__Dataset excerpts__:

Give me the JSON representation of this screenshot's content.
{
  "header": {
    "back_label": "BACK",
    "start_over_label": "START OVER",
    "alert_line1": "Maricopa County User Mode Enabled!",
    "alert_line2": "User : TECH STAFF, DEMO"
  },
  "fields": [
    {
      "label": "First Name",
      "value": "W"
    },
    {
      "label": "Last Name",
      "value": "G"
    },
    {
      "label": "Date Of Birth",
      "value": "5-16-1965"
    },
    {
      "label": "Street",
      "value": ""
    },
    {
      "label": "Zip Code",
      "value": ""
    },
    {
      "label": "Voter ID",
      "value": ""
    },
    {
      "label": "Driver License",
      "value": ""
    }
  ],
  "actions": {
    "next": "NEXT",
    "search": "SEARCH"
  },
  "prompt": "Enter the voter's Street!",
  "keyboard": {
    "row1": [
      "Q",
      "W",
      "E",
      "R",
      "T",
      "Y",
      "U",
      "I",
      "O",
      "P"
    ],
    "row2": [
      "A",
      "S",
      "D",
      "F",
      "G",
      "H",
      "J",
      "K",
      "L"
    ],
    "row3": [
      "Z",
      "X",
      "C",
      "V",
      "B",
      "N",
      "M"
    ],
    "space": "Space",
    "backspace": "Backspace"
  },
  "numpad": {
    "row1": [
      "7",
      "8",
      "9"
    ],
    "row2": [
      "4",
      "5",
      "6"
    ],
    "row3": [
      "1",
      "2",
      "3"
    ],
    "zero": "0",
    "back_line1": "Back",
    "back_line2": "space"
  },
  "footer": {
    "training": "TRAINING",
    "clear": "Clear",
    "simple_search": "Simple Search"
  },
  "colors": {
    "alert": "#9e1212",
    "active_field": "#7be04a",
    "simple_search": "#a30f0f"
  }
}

__Your goal__:
Return every line of the material exactly.

__Correct output__:
Give me the JSON representation of this screenshot's content.
{
  "header": {
    "back_label": "BACK",
    "start_over_label": "START OVER",
    "alert_line1": "Maricopa County User Mode Enabled!",
    "alert_line2": "User : TECH STAFF, DEMO"
  },
  "fields": [
    {
      "label": "First Name",
      "value": "W"
    },
    {
      "label": "Last Name",
      "value": "G"
    },
    {
      "label": "Date Of Birth",
      "value": "5-16-1965"
    },
    {
      "label": "Street",
      "value": ""
    },
    {
      "label": "Zip Code",
      "value": ""
    },
    {
      "label": "Voter ID",
      "value": ""
    },
    {
      "label": "Driver License",
      "value": ""
    }
  ],
  "actions": {
    "next": "NEXT",
    "search": "SEARCH"
  },
  "prompt": "Enter the voter's Street!",
  "keyboard": {
    "row1": [
      "Q",
      "W",
      "E",
      "R",
      "T",
      "Y",
      "U",
      "I",
      "O",
      "P"
    ],
    "row2": [
      "A",
      "S",
      "D",
      "F",
      "G",
      "H",
      "J",
      "K",
      "L"
    ],
    "row3": [
      "Z",
      "X",
      "C",
      "V",
      "B",
      "N",
      "M"
    ],
    "space": "Space",
    "backspace": "Backspace"
  },
  "numpad": {
    "row1": [
      "7",
      "8",
      "9"
    ],
    "row2": [
      "4",
      "5",
      "6"
    ],
    "row3": [
      "1",
      "2",
      "3"
    ],
    "zero": "0",
    "back_line1": "Back",
    "back_line2": "space"
  },
  "footer": {
    "training": "TRAINING",
    "clear": "Clear",
    "simple_search": "Simple Search"
  },
  "colors": {
    "alert": "#9e1212",
    "active_field": "#7be04a",
    "simple_search": "#a30f0f"
  }
}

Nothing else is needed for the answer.